Copy out each line exactly as it appears.

-=-=-

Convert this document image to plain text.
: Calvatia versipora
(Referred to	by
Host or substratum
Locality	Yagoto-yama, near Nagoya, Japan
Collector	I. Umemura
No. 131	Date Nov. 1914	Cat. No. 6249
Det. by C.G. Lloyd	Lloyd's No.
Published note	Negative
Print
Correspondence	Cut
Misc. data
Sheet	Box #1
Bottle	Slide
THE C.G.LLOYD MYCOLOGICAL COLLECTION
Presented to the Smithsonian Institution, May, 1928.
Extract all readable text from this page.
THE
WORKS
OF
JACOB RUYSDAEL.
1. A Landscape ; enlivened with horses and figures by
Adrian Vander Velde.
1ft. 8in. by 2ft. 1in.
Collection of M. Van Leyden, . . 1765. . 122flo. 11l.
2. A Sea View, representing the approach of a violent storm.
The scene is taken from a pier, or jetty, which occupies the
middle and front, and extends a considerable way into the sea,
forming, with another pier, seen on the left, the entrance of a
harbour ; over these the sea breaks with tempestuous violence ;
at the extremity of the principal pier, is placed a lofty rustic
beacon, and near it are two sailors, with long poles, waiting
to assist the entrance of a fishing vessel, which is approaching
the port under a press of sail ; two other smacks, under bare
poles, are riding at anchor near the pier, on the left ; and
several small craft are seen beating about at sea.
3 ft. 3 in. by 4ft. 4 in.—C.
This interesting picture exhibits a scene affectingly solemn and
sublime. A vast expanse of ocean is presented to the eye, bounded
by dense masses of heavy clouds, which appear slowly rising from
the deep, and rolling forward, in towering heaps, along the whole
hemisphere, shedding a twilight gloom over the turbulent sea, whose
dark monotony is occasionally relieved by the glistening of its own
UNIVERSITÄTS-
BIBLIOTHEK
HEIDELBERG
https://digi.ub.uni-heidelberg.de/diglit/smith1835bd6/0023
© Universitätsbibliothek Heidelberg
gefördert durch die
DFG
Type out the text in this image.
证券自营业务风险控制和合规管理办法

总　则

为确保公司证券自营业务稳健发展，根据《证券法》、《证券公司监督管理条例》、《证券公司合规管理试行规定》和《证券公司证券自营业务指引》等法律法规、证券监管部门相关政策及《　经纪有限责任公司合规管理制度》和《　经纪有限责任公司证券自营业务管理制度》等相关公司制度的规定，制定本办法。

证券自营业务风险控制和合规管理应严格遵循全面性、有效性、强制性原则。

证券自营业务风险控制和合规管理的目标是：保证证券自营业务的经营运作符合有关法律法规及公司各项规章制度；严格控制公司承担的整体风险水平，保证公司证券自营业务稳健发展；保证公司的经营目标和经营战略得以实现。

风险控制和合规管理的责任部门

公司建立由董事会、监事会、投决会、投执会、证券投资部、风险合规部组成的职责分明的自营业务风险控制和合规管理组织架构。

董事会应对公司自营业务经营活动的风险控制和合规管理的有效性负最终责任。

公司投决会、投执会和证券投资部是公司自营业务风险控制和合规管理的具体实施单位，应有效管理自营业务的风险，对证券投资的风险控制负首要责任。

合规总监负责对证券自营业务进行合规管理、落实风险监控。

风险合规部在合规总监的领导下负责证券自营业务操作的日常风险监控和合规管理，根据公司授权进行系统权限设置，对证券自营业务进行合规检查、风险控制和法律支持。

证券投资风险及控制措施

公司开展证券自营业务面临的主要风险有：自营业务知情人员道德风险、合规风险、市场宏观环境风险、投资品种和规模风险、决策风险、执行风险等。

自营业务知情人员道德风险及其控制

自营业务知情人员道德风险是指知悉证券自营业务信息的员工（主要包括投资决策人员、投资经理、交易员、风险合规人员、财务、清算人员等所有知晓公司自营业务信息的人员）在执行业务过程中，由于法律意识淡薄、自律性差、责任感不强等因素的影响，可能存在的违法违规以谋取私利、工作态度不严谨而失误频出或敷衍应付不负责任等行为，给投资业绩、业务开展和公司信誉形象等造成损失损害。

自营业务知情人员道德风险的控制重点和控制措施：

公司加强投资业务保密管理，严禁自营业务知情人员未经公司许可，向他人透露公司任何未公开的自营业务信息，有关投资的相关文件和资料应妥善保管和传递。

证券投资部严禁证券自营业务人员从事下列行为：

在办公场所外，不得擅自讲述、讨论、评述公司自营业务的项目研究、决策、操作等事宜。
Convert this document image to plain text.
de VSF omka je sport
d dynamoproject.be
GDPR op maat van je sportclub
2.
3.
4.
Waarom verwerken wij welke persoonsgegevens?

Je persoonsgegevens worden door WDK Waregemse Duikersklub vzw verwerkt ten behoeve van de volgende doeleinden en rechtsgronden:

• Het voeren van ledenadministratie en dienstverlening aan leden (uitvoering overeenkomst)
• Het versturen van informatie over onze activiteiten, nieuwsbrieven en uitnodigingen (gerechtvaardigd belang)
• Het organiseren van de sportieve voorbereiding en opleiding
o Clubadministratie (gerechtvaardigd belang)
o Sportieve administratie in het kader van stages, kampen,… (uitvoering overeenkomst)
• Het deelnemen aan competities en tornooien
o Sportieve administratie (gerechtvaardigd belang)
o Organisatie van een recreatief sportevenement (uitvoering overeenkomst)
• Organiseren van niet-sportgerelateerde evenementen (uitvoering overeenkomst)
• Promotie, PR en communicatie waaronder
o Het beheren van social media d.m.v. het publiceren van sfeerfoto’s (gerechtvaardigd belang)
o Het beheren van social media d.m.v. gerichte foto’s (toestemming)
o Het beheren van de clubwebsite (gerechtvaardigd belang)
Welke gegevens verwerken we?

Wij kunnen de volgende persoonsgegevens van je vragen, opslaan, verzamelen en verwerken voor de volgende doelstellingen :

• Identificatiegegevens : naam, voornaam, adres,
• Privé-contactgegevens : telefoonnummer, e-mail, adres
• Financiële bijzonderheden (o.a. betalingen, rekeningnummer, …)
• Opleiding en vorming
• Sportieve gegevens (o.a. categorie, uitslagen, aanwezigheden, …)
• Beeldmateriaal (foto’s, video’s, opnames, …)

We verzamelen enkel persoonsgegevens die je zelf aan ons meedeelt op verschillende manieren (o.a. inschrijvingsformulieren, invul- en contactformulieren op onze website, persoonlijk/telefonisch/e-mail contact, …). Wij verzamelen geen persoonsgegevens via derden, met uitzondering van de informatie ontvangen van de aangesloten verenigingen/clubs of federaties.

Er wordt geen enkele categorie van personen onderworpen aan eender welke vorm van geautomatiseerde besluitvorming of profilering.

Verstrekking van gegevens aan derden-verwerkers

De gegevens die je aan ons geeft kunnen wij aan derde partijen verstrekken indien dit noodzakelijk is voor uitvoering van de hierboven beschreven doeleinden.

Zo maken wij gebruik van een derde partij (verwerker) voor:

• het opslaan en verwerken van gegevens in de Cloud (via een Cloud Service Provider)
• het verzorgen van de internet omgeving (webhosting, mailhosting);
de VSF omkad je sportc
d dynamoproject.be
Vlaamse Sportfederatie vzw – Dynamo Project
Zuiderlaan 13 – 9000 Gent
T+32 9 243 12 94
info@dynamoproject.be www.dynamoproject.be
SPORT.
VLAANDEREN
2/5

-=-=-

== Reply ==
Convert this document image to plain text.
: Calvatia versipora
(Referred to	by
Host or substratum
Locality	Yagoto-yama, near Nagoya, Japan
Collector	I. Umemura
No. 131	Date Nov. 1914	Cat. No. 6249
Det. by C.G. Lloyd	Lloyd's No.
Published note	Negative
Print
Correspondence	Cut
Misc. data
Sheet	Box #1
Bottle	Slide
THE C.G.LLOYD MYCOLOGICAL COLLECTION
Presented to the Smithsonian Institution, May, 1928.
Extract all readable text from this page.
THE
WORKS
OF
JACOB RUYSDAEL.
1. A Landscape ; enlivened with horses and figures by
Adrian Vander Velde.
1ft. 8in. by 2ft. 1in.
Collection of M. Van Leyden, . . 1765. . 122flo. 11l.
2. A Sea View, representing the approach of a violent storm.
The scene is taken from a pier, or jetty, which occupies the
middle and front, and extends a considerable way into the sea,
forming, with another pier, seen on the left, the entrance of a
harbour ; over these the sea breaks with tempestuous violence ;
at the extremity of the principal pier, is placed a lofty rustic
beacon, and near it are two sailors, with long poles, waiting
to assist the entrance of a fishing vessel, which is approaching
the port under a press of sail ; two other smacks, under bare
poles, are riding at anchor near the pier, on the left ; and
several small craft are seen beating about at sea.
3 ft. 3 in. by 4ft. 4 in.—C.
This interesting picture exhibits a scene affectingly solemn and
sublime. A vast expanse of ocean is presented to the eye, bounded
by dense masses of heavy clouds, which appear slowly rising from
the deep, and rolling forward, in towering heaps, along the whole
hemisphere, shedding a twilight gloom over the turbulent sea, whose
dark monotony is occasionally relieved by the glistening of its own
UNIVERSITÄTS-
BIBLIOTHEK
HEIDELBERG
https://digi.ub.uni-heidelberg.de/diglit/smith1835bd6/0023
© Universitätsbibliothek Heidelberg
gefördert durch die
DFG
Type out the text in this image.
证券自营业务风险控制和合规管理办法

总　则

为确保公司证券自营业务稳健发展，根据《证券法》、《证券公司监督管理条例》、《证券公司合规管理试行规定》和《证券公司证券自营业务指引》等法律法规、证券监管部门相关政策及《　经纪有限责任公司合规管理制度》和《　经纪有限责任公司证券自营业务管理制度》等相关公司制度的规定，制定本办法。

证券自营业务风险控制和合规管理应严格遵循全面性、有效性、强制性原则。

证券自营业务风险控制和合规管理的目标是：保证证券自营业务的经营运作符合有关法律法规及公司各项规章制度；严格控制公司承担的整体风险水平，保证公司证券自营业务稳健发展；保证公司的经营目标和经营战略得以实现。

风险控制和合规管理的责任部门

公司建立由董事会、监事会、投决会、投执会、证券投资部、风险合规部组成的职责分明的自营业务风险控制和合规管理组织架构。

董事会应对公司自营业务经营活动的风险控制和合规管理的有效性负最终责任。

公司投决会、投执会和证券投资部是公司自营业务风险控制和合规管理的具体实施单位，应有效管理自营业务的风险，对证券投资的风险控制负首要责任。

合规总监负责对证券自营业务进行合规管理、落实风险监控。

风险合规部在合规总监的领导下负责证券自营业务操作的日常风险监控和合规管理，根据公司授权进行系统权限设置，对证券自营业务进行合规检查、风险控制和法律支持。

证券投资风险及控制措施

公司开展证券自营业务面临的主要风险有：自营业务知情人员道德风险、合规风险、市场宏观环境风险、投资品种和规模风险、决策风险、执行风险等。

自营业务知情人员道德风险及其控制

自营业务知情人员道德风险是指知悉证券自营业务信息的员工（主要包括投资决策人员、投资经理、交易员、风险合规人员、财务、清算人员等所有知晓公司自营业务信息的人员）在执行业务过程中，由于法律意识淡薄、自律性差、责任感不强等因素的影响，可能存在的违法违规以谋取私利、工作态度不严谨而失误频出或敷衍应付不负责任等行为，给投资业绩、业务开展和公司信誉形象等造成损失损害。

自营业务知情人员道德风险的控制重点和控制措施：

公司加强投资业务保密管理，严禁自营业务知情人员未经公司许可，向他人透露公司任何未公开的自营业务信息，有关投资的相关文件和资料应妥善保管和传递。

证券投资部严禁证券自营业务人员从事下列行为：

在办公场所外，不得擅自讲述、讨论、评述公司自营业务的项目研究、决策、操作等事宜。
Convert this document image to plain text.
de VSF omka je sport
d dynamoproject.be
GDPR op maat van je sportclub
2.
3.
4.
Waarom verwerken wij welke persoonsgegevens?

Je persoonsgegevens worden door WDK Waregemse Duikersklub vzw verwerkt ten behoeve van de volgende doeleinden en rechtsgronden:

• Het voeren van ledenadministratie en dienstverlening aan leden (uitvoering overeenkomst)
• Het versturen van informatie over onze activiteiten, nieuwsbrieven en uitnodigingen (gerechtvaardigd belang)
• Het organiseren van de sportieve voorbereiding en opleiding
o Clubadministratie (gerechtvaardigd belang)
o Sportieve administratie in het kader van stages, kampen,… (uitvoering overeenkomst)
• Het deelnemen aan competities en tornooien
o Sportieve administratie (gerechtvaardigd belang)
o Organisatie van een recreatief sportevenement (uitvoering overeenkomst)
• Organiseren van niet-sportgerelateerde evenementen (uitvoering overeenkomst)
• Promotie, PR en communicatie waaronder
o Het beheren van social media d.m.v. het publiceren van sfeerfoto’s (gerechtvaardigd belang)
o Het beheren van social media d.m.v. gerichte foto’s (toestemming)
o Het beheren van de clubwebsite (gerechtvaardigd belang)
Welke gegevens verwerken we?

Wij kunnen de volgende persoonsgegevens van je vragen, opslaan, verzamelen en verwerken voor de volgende doelstellingen :

• Identificatiegegevens : naam, voornaam, adres,
• Privé-contactgegevens : telefoonnummer, e-mail, adres
• Financiële bijzonderheden (o.a. betalingen, rekeningnummer, …)
• Opleiding en vorming
• Sportieve gegevens (o.a. categorie, uitslagen, aanwezigheden, …)
• Beeldmateriaal (foto’s, video’s, opnames, …)

We verzamelen enkel persoonsgegevens die je zelf aan ons meedeelt op verschillende manieren (o.a. inschrijvingsformulieren, invul- en contactformulieren op onze website, persoonlijk/telefonisch/e-mail contact, …). Wij verzamelen geen persoonsgegevens via derden, met uitzondering van de informatie ontvangen van de aangesloten verenigingen/clubs of federaties.

Er wordt geen enkele categorie van personen onderworpen aan eender welke vorm van geautomatiseerde besluitvorming of profilering.

Verstrekking van gegevens aan derden-verwerkers

De gegevens die je aan ons geeft kunnen wij aan derde partijen verstrekken indien dit noodzakelijk is voor uitvoering van de hierboven beschreven doeleinden.

Zo maken wij gebruik van een derde partij (verwerker) voor:

• het opslaan en verwerken van gegevens in de Cloud (via een Cloud Service Provider)
• het verzorgen van de internet omgeving (webhosting, mailhosting);
de VSF omkad je sportc
d dynamoproject.be
Vlaamse Sportfederatie vzw – Dynamo Project
Zuiderlaan 13 – 9000 Gent
T+32 9 243 12 94
info@dynamoproject.be www.dynamoproject.be
SPORT.
VLAANDEREN
2/5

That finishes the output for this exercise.